Below are some records; reproduce every one of them exactly.

— Saved entries —
--
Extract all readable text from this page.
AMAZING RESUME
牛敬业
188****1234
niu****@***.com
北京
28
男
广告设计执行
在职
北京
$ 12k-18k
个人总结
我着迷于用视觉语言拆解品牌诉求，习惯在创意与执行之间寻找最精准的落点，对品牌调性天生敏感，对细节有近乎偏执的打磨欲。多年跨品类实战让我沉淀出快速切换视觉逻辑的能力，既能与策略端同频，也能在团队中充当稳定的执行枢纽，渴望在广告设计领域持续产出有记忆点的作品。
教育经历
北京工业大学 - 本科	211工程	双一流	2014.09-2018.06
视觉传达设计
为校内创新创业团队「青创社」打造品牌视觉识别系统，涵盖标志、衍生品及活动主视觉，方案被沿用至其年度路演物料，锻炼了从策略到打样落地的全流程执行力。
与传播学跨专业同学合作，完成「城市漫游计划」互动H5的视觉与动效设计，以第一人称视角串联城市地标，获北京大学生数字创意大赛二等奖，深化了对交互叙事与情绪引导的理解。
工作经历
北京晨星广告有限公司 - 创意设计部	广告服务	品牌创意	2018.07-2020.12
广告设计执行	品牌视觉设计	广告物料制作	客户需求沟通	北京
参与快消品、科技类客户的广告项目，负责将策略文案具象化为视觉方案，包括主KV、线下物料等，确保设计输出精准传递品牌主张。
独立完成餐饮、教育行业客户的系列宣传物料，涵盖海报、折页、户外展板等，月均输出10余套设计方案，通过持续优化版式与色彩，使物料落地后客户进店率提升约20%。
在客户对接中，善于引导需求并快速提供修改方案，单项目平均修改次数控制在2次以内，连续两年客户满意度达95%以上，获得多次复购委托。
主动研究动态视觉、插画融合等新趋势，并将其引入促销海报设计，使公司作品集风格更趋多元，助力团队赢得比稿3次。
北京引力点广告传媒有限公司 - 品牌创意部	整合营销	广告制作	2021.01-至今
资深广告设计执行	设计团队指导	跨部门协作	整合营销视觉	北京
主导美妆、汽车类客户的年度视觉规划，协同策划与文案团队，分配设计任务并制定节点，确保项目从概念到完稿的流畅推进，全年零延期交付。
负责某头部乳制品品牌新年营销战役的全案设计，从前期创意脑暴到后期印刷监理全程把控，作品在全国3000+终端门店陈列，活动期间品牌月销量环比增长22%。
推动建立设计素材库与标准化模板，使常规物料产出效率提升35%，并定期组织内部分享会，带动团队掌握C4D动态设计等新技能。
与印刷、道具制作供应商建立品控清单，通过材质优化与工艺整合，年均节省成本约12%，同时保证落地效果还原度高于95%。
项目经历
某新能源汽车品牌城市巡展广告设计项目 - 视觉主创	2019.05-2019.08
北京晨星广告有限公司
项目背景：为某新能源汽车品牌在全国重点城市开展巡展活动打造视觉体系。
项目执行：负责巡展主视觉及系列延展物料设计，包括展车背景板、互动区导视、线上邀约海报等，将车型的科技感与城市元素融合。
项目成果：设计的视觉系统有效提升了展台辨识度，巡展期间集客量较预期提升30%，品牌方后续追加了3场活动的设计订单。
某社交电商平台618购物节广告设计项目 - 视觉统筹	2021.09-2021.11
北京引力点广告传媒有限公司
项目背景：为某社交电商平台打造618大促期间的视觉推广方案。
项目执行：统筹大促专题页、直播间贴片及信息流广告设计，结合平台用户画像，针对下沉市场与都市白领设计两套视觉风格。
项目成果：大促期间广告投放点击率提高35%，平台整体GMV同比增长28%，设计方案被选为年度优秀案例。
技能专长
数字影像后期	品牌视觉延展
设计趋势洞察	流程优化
--
— THE OUTPUT —
Extract all readable text from this page.
AMAZING RESUME
牛敬业
188****1234
niu****@***.com
北京
28
男
广告设计执行
在职
北京
$ 12k-18k
个人总结
我着迷于用视觉语言拆解品牌诉求，习惯在创意与执行之间寻找最精准的落点，对品牌调性天生敏感，对细节有近乎偏执的打磨欲。多年跨品类实战让我沉淀出快速切换视觉逻辑的能力，既能与策略端同频，也能在团队中充当稳定的执行枢纽，渴望在广告设计领域持续产出有记忆点的作品。
教育经历
北京工业大学 - 本科	211工程	双一流	2014.09-2018.06
视觉传达设计
为校内创新创业团队「青创社」打造品牌视觉识别系统，涵盖标志、衍生品及活动主视觉，方案被沿用至其年度路演物料，锻炼了从策略到打样落地的全流程执行力。
与传播学跨专业同学合作，完成「城市漫游计划」互动H5的视觉与动效设计，以第一人称视角串联城市地标，获北京大学生数字创意大赛二等奖，深化了对交互叙事与情绪引导的理解。
工作经历
北京晨星广告有限公司 - 创意设计部	广告服务	品牌创意	2018.07-2020.12
广告设计执行	品牌视觉设计	广告物料制作	客户需求沟通	北京
参与快消品、科技类客户的广告项目，负责将策略文案具象化为视觉方案，包括主KV、线下物料等，确保设计输出精准传递品牌主张。
独立完成餐饮、教育行业客户的系列宣传物料，涵盖海报、折页、户外展板等，月均输出10余套设计方案，通过持续优化版式与色彩，使物料落地后客户进店率提升约20%。
在客户对接中，善于引导需求并快速提供修改方案，单项目平均修改次数控制在2次以内，连续两年客户满意度达95%以上，获得多次复购委托。
主动研究动态视觉、插画融合等新趋势，并将其引入促销海报设计，使公司作品集风格更趋多元，助力团队赢得比稿3次。
北京引力点广告传媒有限公司 - 品牌创意部	整合营销	广告制作	2021.01-至今
资深广告设计执行	设计团队指导	跨部门协作	整合营销视觉	北京
主导美妆、汽车类客户的年度视觉规划，协同策划与文案团队，分配设计任务并制定节点，确保项目从概念到完稿的流畅推进，全年零延期交付。
负责某头部乳制品品牌新年营销战役的全案设计，从前期创意脑暴到后期印刷监理全程把控，作品在全国3000+终端门店陈列，活动期间品牌月销量环比增长22%。
推动建立设计素材库与标准化模板，使常规物料产出效率提升35%，并定期组织内部分享会，带动团队掌握C4D动态设计等新技能。
与印刷、道具制作供应商建立品控清单，通过材质优化与工艺整合，年均节省成本约12%，同时保证落地效果还原度高于95%。
项目经历
某新能源汽车品牌城市巡展广告设计项目 - 视觉主创	2019.05-2019.08
北京晨星广告有限公司
项目背景：为某新能源汽车品牌在全国重点城市开展巡展活动打造视觉体系。
项目执行：负责巡展主视觉及系列延展物料设计，包括展车背景板、互动区导视、线上邀约海报等，将车型的科技感与城市元素融合。
项目成果：设计的视觉系统有效提升了展台辨识度，巡展期间集客量较预期提升30%，品牌方后续追加了3场活动的设计订单。
某社交电商平台618购物节广告设计项目 - 视觉统筹	2021.09-2021.11
北京引力点广告传媒有限公司
项目背景：为某社交电商平台打造618大促期间的视觉推广方案。
项目执行：统筹大促专题页、直播间贴片及信息流广告设计，结合平台用户画像，针对下沉市场与都市白领设计两套视觉风格。
项目成果：大促期间广告投放点击率提高35%，平台整体GMV同比增长28%，设计方案被选为年度优秀案例。
技能专长
数字影像后期	品牌视觉延展
设计趋势洞察	流程优化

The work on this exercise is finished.